Please report every line from the material that contains the word "dafs".
Start of Records to use
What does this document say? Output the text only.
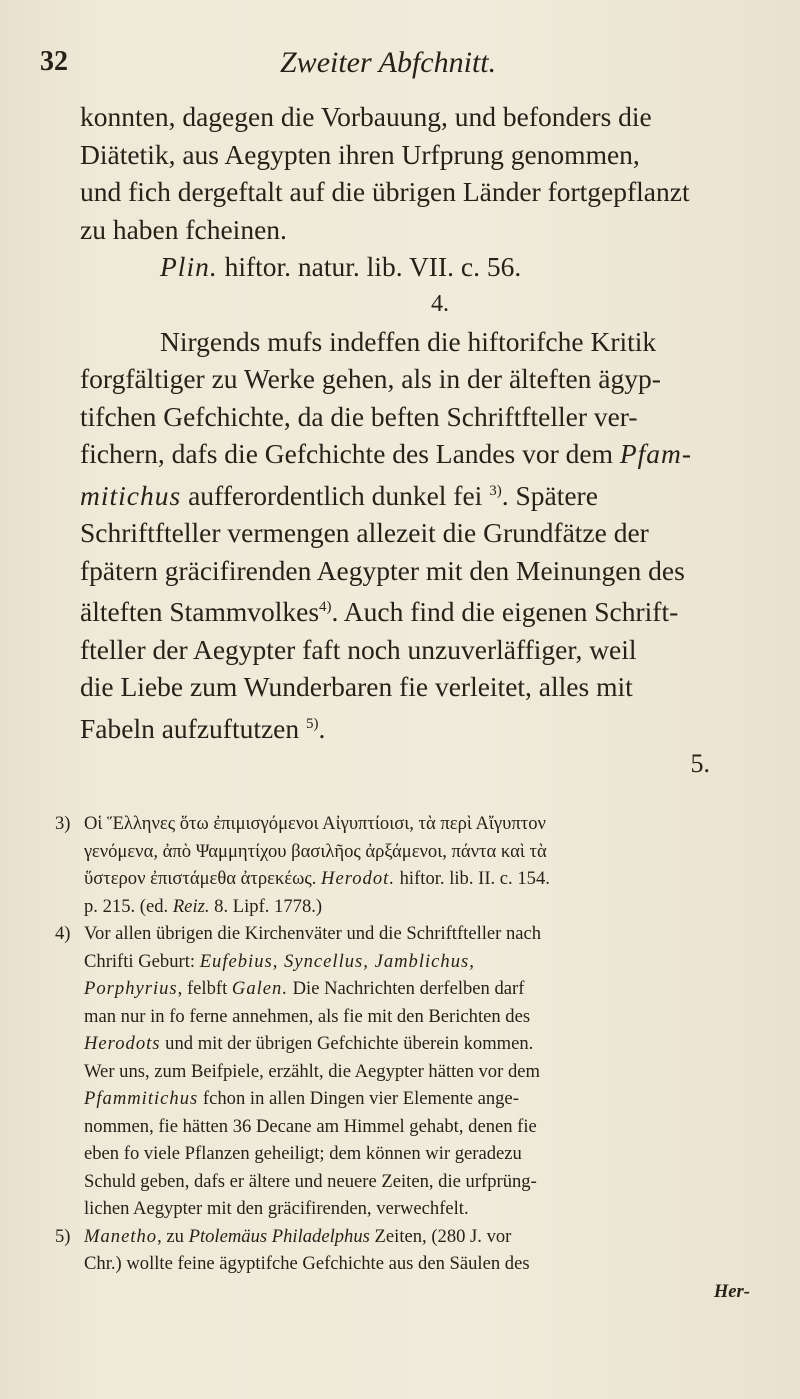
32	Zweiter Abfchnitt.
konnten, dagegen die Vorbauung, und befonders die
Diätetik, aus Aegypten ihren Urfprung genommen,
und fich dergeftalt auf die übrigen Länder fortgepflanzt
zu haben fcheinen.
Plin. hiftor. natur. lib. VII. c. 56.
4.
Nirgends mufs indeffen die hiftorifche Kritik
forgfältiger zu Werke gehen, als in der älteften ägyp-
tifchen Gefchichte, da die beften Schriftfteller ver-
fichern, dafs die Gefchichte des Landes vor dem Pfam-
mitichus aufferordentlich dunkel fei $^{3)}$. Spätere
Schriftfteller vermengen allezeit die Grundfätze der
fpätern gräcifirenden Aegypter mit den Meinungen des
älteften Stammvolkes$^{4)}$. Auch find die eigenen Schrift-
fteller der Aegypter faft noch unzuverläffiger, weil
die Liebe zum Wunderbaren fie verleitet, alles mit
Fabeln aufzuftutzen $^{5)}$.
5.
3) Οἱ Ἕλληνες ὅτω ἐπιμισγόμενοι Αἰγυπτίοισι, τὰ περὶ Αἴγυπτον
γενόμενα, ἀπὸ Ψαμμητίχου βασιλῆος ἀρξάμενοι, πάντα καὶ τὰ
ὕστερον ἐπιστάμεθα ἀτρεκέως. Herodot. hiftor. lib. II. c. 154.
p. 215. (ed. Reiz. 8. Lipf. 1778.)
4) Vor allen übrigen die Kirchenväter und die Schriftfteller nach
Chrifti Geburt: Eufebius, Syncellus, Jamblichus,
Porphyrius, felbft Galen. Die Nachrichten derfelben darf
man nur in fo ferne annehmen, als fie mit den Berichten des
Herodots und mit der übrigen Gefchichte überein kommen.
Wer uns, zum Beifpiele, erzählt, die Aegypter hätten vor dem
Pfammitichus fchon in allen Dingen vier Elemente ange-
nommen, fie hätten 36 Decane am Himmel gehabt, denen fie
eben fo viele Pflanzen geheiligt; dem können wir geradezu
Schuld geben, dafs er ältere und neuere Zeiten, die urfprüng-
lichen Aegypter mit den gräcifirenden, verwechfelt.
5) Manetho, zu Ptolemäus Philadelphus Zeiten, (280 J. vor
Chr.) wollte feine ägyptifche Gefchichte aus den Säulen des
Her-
End of Records to use
Solution to this exercise.
fichern, dafs die Gefchichte des Landes vor dem Pfam-
Schuld geben, dafs er ältere und neuere Zeiten, die urfprüng-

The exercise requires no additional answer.